Problem to solve:
Report how many lines hold the string "SCENARIUL". Give the number and nothing else.

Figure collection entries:
** Begin **

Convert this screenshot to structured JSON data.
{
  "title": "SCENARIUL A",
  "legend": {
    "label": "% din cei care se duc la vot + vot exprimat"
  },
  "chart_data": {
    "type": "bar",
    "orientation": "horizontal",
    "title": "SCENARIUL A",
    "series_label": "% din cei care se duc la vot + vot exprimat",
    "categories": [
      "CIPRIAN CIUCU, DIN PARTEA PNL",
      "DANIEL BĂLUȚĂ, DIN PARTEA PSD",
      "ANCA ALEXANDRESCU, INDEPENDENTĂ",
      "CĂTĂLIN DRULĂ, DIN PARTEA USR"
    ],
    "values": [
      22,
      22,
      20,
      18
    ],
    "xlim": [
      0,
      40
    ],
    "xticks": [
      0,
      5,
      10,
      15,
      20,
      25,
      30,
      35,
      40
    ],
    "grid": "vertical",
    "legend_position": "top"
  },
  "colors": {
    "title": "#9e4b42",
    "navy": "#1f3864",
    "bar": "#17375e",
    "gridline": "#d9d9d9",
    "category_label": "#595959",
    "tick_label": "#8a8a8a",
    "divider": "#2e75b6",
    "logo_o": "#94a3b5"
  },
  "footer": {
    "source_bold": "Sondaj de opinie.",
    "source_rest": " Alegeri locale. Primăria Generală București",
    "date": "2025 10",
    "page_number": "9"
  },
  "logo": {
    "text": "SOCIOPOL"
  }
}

** End **

Task solution:
2